Take a close look at the bottom billboard and think about what each symbol might represent and what the sum of these symbols is intended to communicate.

Now, picture driving at 80 miles an hour and trying to figure out
not only what each symbol might represent
but also what the sum of these symbols is meant to communicate.
As mentioned in a previous post about a
billboard pragmatics fail, the context in which a communication occurs plays an important role in a reader's ability to interpret a writer's intended meaning. The context here is the side of an expressway. Any reader in a car going 80 miles an hour or more is going to have an awfully hard time interpreting the writer's intended meaning because at that speed the reader will have a very short time to view the symbols. Not to mention that this doesn't even take into account the possibility of a semi truck obstructing a reader's view.

### Source data
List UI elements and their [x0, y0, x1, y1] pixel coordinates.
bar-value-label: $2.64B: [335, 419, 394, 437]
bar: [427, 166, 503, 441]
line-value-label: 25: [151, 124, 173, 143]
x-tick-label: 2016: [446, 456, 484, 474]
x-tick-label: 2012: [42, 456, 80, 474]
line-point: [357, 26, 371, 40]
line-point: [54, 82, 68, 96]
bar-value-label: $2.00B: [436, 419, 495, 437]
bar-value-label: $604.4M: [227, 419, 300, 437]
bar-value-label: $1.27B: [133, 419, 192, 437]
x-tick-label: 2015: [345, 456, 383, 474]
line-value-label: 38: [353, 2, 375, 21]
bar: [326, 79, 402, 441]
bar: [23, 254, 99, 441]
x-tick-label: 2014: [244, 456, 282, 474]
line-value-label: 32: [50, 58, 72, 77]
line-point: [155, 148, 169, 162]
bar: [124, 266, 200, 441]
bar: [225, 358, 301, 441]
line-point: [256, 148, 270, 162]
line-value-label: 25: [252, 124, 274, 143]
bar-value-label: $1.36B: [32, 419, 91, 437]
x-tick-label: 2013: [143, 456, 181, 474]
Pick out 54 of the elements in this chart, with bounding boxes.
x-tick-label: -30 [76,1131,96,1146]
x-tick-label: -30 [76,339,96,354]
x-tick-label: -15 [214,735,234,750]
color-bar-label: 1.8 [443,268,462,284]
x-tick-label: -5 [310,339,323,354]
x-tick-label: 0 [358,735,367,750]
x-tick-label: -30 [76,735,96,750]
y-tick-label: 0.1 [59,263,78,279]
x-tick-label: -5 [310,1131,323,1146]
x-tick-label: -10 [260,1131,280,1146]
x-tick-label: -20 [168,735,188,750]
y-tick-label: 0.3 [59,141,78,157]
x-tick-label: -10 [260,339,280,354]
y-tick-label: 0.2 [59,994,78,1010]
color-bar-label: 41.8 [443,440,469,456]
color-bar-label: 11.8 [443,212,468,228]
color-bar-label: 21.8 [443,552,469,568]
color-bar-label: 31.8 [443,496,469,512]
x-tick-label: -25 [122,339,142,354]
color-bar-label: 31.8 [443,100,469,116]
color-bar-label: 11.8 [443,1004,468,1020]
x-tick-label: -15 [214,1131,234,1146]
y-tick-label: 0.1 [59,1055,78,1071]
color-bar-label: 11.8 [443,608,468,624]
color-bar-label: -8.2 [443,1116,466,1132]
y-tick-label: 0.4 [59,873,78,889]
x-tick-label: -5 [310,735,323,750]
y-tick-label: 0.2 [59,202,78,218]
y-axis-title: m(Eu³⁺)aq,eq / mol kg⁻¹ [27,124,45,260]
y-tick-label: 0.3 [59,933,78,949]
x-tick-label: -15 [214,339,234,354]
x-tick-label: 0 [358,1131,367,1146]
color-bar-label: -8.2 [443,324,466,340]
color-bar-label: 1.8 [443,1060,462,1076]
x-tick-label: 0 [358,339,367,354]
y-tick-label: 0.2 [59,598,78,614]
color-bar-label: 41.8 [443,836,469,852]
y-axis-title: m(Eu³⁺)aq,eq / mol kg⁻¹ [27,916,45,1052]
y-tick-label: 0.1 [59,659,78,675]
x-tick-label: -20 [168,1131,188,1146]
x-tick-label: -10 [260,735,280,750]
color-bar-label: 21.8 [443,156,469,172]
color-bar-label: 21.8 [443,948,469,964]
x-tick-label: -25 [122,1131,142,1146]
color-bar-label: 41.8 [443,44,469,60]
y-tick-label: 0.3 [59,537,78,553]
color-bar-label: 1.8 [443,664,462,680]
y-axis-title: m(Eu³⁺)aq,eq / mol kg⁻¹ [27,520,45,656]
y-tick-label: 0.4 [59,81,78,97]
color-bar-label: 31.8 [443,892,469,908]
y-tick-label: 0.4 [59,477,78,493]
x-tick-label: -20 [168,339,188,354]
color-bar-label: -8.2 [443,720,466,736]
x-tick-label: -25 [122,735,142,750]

### Objective 1
Write out the rows word for word, from the first row down through the row containing "x-tick-label: 2015: [345, 456, 383, 474]", including both.
### Objective 2
Continue the passage on the hard-to-read expressway billboard from its last sentence.

### Reply 1
List UI elements and their [x0, y0, x1, y1] pixel coordinates.
bar-value-label: $2.64B: [335, 419, 394, 437]
bar: [427, 166, 503, 441]
line-value-label: 25: [151, 124, 173, 143]
x-tick-label: 2016: [446, 456, 484, 474]
x-tick-label: 2012: [42, 456, 80, 474]
line-point: [357, 26, 371, 40]
line-point: [54, 82, 68, 96]
bar-value-label: $2.00B: [436, 419, 495, 437]
bar-value-label: $604.4M: [227, 419, 300, 437]
bar-value-label: $1.27B: [133, 419, 192, 437]
x-tick-label: 2015: [345, 456, 383, 474]

### Reply 2
As for the semiotics fail, the symbols were so poorly executed that my first guess was:
beak + carrot ('s) + rake + "in" + rolling pin
Oh...how wrong I was and and oh...what bad advertising.
Upon seeing the billboard a third time I realized - the bird is a duck and the arrow is pointing to its bill, the carrot is supposed to be a surfboard and the last arrow is pointing to a blob of dough, not the rolling pin.
bill + board ('s) + rake + "in" + dough
So the writer's intended meaning was, "billboards rake in dough."
Okay, maybe I should have realized that was a duck the first time but I was driving and reprimanding kids at the same time. Plus I still think the second symbol looks like a carrot everytime I pass it.
Did I mention the apostrophe error? Does the billboard own the rake? The writer should have used a "+ s" not a "'s"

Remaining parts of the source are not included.